Dataset items
Begin
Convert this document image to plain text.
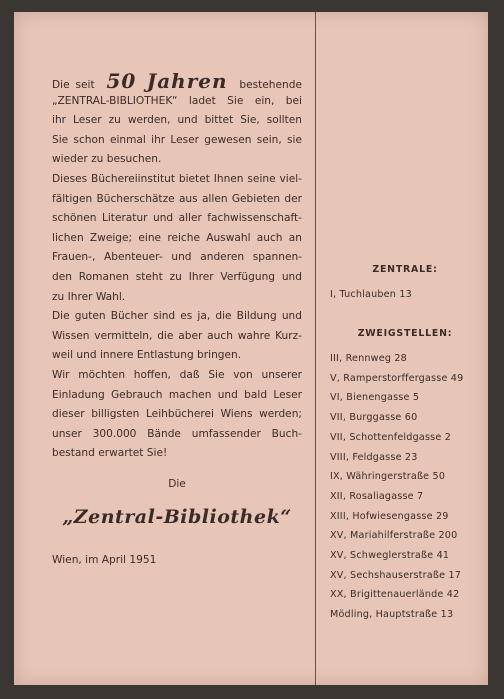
Die seit 50 Jahren bestehende
„ZENTRAL-BIBLIOTHEK“ ladet Sie ein, bei
ihr Leser zu werden, und bittet Sie, sollten
Sie schon einmal ihr Leser gewesen sein, sie
wieder zu besuchen.
Dieses Büchereiinstitut bietet Ihnen seine viel-
fältigen Bücherschätze aus allen Gebieten der
schönen Literatur und aller fachwissenschaft-
lichen Zweige; eine reiche Auswahl auch an
Frauen-, Abenteuer- und anderen spannen-
den Romanen steht zu Ihrer Verfügung und
zu Ihrer Wahl.
Die guten Bücher sind es ja, die Bildung und
Wissen vermitteln, die aber auch wahre Kurz-
weil und innere Entlastung bringen.
Wir möchten hoffen, daß Sie von unserer
Einladung Gebrauch machen und bald Leser
dieser billigsten Leihbücherei Wiens werden;
unser 300.000 Bände umfassender Buch-
bestand erwartet Sie!
Die
„Zentral-Bibliothek“
Wien, im April 1951
ZENTRALE:
I, Tuchlauben 13
ZWEIGSTELLEN:
III, Rennweg 28
V, Ramperstorffergasse 49
VI, Bienengasse 5
VII, Burggasse 60
VII, Schottenfeldgasse 2
VIII, Feldgasse 23
IX, Währingerstraße 50
XII, Rosaliagasse 7
XIII, Hofwiesengasse 29
XV, Mariahilferstraße 200
XV, Schweglerstraße 41
XV, Sechshauserstraße 17
XX, Brigittenauerlände 42
Mödling, Hauptstraße 13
End
* [GIVEN INSTRUCTION]:
Find how many lines of the material carry the string "Leser". Only the number should be in the answer.

* [EXERCISE SOLUTION]:
3